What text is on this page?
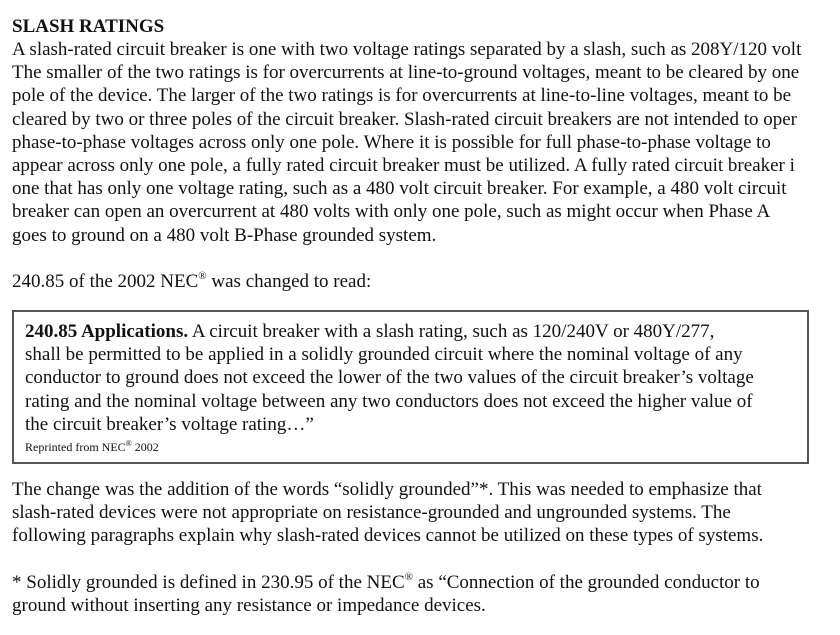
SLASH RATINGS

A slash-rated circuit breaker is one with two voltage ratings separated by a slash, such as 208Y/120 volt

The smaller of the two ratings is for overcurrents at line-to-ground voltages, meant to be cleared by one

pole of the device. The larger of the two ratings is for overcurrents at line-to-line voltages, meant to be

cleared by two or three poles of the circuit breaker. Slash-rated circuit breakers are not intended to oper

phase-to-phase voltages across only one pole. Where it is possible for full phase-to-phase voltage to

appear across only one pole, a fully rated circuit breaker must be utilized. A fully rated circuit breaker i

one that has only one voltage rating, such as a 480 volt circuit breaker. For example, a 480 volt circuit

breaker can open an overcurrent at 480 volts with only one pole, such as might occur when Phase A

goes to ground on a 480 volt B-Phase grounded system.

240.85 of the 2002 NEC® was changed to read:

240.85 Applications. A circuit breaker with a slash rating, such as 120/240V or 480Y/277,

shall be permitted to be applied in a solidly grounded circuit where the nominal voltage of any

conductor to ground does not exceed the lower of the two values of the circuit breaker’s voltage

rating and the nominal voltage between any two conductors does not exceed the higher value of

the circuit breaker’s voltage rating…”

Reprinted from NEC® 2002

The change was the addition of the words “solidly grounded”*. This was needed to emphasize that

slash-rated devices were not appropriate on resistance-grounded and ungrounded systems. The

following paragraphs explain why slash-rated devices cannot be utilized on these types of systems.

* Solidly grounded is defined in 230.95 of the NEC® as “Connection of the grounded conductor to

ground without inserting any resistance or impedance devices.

THE TASK -> Replicate the material above verbatim; images stay out of the copy.

THE OUTPUT ->
What text is on this page?
SLASH RATINGS

A slash-rated circuit breaker is one with two voltage ratings separated by a slash, such as 208Y/120 volt

The smaller of the two ratings is for overcurrents at line-to-ground voltages, meant to be cleared by one

pole of the device. The larger of the two ratings is for overcurrents at line-to-line voltages, meant to be

cleared by two or three poles of the circuit breaker. Slash-rated circuit breakers are not intended to oper

phase-to-phase voltages across only one pole. Where it is possible for full phase-to-phase voltage to

appear across only one pole, a fully rated circuit breaker must be utilized. A fully rated circuit breaker i

one that has only one voltage rating, such as a 480 volt circuit breaker. For example, a 480 volt circuit

breaker can open an overcurrent at 480 volts with only one pole, such as might occur when Phase A

goes to ground on a 480 volt B-Phase grounded system.

240.85 of the 2002 NEC® was changed to read:

240.85 Applications. A circuit breaker with a slash rating, such as 120/240V or 480Y/277,

shall be permitted to be applied in a solidly grounded circuit where the nominal voltage of any

conductor to ground does not exceed the lower of the two values of the circuit breaker’s voltage

rating and the nominal voltage between any two conductors does not exceed the higher value of

the circuit breaker’s voltage rating…”

Reprinted from NEC® 2002

The change was the addition of the words “solidly grounded”*. This was needed to emphasize that

slash-rated devices were not appropriate on resistance-grounded and ungrounded systems. The

following paragraphs explain why slash-rated devices cannot be utilized on these types of systems.

* Solidly grounded is defined in 230.95 of the NEC® as “Connection of the grounded conductor to

ground without inserting any resistance or impedance devices.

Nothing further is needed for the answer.